### DATA FOR THIS EXERCISE
— START —

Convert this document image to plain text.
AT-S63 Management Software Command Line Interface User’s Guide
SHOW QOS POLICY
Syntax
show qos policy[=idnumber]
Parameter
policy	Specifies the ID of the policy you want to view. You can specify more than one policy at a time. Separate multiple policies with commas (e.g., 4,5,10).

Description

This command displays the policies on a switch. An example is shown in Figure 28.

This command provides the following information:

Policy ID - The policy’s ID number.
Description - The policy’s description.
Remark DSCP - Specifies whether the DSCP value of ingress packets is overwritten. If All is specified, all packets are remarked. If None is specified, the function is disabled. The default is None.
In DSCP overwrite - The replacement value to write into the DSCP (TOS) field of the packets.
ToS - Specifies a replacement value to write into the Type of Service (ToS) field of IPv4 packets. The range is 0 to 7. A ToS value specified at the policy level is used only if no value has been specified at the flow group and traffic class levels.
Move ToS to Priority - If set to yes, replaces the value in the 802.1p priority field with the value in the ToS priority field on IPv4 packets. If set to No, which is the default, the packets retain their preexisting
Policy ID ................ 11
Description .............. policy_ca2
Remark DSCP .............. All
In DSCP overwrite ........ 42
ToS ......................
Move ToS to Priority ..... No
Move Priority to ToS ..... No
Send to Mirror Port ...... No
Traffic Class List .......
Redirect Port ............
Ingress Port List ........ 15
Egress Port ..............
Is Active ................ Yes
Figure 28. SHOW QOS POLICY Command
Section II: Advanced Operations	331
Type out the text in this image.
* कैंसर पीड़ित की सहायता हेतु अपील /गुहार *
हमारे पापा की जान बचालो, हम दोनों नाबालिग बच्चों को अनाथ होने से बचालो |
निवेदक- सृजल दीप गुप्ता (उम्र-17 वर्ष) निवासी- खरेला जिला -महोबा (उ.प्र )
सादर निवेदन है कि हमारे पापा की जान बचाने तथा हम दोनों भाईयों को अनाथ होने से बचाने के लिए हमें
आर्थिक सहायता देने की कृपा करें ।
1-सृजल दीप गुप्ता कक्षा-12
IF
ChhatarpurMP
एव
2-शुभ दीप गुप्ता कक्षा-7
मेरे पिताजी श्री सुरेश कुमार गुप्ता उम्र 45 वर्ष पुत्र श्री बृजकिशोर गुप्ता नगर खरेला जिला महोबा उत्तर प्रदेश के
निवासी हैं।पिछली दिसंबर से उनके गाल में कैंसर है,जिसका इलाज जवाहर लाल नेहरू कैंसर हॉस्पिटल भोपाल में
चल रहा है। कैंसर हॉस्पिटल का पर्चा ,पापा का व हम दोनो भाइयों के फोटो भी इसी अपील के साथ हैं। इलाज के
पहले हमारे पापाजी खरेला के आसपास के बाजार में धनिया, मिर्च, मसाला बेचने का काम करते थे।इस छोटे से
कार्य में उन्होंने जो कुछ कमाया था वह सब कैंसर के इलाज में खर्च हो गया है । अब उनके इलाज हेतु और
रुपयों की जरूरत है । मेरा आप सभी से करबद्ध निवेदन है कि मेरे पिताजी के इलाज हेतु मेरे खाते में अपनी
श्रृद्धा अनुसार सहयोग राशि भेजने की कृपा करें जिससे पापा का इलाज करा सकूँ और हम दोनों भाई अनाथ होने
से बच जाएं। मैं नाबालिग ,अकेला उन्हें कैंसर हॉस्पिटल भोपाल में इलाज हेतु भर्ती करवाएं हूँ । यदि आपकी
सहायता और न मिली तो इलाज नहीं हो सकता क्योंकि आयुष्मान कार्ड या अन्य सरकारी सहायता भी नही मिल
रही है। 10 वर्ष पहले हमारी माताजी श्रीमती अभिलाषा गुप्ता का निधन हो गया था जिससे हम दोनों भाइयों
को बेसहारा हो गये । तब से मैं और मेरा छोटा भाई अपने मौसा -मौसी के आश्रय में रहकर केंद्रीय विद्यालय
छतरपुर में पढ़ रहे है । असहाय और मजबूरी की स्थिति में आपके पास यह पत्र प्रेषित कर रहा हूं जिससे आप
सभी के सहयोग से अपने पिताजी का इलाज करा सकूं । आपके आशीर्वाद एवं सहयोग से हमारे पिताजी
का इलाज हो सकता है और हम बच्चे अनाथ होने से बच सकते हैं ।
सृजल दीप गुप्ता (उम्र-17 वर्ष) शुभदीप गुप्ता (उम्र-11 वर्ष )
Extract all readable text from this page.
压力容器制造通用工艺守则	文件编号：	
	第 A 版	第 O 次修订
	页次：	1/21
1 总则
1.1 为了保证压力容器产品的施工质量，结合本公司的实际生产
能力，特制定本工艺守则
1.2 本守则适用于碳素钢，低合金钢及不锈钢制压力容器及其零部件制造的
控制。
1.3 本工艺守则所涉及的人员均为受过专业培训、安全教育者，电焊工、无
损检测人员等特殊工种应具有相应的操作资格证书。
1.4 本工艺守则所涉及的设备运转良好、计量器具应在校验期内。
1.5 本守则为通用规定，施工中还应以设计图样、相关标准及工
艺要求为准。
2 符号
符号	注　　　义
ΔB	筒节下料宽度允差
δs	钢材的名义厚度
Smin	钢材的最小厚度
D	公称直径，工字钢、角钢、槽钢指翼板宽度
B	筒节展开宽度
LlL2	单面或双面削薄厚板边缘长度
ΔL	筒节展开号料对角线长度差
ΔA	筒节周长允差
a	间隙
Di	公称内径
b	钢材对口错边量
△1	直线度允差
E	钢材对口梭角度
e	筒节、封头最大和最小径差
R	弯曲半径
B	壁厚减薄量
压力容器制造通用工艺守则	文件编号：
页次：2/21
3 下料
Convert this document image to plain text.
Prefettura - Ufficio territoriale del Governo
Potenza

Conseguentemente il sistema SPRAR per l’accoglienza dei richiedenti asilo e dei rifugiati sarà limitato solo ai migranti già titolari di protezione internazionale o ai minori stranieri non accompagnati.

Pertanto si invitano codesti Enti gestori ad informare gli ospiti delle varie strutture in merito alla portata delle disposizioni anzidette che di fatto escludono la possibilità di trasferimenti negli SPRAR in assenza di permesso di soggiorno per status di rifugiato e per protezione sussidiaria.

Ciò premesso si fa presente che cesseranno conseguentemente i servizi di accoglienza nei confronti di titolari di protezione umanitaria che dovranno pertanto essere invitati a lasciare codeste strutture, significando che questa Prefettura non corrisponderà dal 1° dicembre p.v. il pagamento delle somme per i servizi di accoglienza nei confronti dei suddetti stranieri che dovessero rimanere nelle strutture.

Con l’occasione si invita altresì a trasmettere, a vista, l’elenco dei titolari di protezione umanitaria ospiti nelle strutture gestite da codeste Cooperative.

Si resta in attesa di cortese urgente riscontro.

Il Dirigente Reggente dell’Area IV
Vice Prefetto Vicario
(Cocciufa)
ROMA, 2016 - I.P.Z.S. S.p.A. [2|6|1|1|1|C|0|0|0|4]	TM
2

— END —

### DIRECTIVE
Figure out how many lines of the data above include "文件编号", then give the number and nothing more.

### EXERCISE SOLUTION
2